Records supplied:
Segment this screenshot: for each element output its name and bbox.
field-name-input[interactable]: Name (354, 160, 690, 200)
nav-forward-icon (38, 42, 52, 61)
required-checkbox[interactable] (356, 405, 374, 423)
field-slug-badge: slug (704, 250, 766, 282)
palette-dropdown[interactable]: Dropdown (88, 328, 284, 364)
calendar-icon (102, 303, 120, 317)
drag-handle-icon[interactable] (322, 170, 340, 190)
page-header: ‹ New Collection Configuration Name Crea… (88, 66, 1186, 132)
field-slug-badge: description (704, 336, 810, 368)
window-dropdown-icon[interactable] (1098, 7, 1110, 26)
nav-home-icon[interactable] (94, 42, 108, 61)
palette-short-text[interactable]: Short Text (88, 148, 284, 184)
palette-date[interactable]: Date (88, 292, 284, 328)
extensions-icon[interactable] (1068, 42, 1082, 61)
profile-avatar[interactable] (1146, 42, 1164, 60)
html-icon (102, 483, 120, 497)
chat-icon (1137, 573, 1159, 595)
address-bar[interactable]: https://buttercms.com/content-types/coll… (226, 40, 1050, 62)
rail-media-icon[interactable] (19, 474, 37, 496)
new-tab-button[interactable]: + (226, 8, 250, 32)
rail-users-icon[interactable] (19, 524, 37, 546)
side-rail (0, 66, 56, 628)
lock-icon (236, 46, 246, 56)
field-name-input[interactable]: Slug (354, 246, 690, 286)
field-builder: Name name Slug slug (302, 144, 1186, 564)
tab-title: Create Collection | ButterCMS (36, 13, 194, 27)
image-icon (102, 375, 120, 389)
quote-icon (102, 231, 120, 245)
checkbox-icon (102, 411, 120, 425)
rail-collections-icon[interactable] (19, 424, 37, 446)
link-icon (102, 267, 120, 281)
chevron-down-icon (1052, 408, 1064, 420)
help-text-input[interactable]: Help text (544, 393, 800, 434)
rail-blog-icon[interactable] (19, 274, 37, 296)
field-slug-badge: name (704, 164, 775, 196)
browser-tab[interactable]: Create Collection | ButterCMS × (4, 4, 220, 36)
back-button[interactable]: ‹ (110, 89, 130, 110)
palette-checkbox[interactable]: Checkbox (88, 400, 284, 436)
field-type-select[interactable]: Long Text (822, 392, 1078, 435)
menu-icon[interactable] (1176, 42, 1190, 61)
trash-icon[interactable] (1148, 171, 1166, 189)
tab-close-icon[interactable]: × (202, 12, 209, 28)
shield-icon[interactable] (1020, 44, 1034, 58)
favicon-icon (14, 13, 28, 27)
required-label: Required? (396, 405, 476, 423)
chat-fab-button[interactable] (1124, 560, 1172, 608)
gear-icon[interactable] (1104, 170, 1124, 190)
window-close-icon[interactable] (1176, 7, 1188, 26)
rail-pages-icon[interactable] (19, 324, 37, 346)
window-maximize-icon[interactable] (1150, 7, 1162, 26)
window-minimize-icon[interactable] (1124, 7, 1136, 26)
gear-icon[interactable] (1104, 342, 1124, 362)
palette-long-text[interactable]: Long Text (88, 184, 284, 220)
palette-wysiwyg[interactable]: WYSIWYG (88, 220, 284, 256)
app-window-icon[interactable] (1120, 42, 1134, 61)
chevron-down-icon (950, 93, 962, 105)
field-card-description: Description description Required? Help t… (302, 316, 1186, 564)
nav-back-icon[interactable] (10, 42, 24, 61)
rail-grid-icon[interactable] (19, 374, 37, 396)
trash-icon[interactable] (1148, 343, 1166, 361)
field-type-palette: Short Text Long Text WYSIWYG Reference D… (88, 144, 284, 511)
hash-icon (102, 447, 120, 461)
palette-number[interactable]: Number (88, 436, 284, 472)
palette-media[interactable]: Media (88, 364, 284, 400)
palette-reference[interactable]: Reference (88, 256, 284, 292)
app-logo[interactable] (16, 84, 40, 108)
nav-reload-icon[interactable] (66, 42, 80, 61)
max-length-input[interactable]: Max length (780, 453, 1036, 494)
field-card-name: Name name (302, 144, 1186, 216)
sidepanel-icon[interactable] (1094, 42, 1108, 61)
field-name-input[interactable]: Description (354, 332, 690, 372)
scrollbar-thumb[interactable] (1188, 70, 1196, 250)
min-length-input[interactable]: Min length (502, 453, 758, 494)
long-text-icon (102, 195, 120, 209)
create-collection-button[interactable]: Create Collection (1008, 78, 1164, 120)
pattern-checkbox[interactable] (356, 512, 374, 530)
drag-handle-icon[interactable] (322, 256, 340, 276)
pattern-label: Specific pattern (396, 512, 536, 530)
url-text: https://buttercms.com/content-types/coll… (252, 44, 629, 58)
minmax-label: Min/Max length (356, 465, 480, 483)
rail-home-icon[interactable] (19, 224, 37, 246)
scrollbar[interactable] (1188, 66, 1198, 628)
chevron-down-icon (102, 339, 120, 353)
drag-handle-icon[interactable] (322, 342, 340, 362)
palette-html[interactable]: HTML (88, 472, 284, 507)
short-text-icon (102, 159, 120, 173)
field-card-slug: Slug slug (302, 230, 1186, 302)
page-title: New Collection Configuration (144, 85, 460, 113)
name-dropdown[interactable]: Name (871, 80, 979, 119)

Requirements:
Count the lines in the records that contain the string "card" with matching case, and reply with only that number.

Response to the task:
3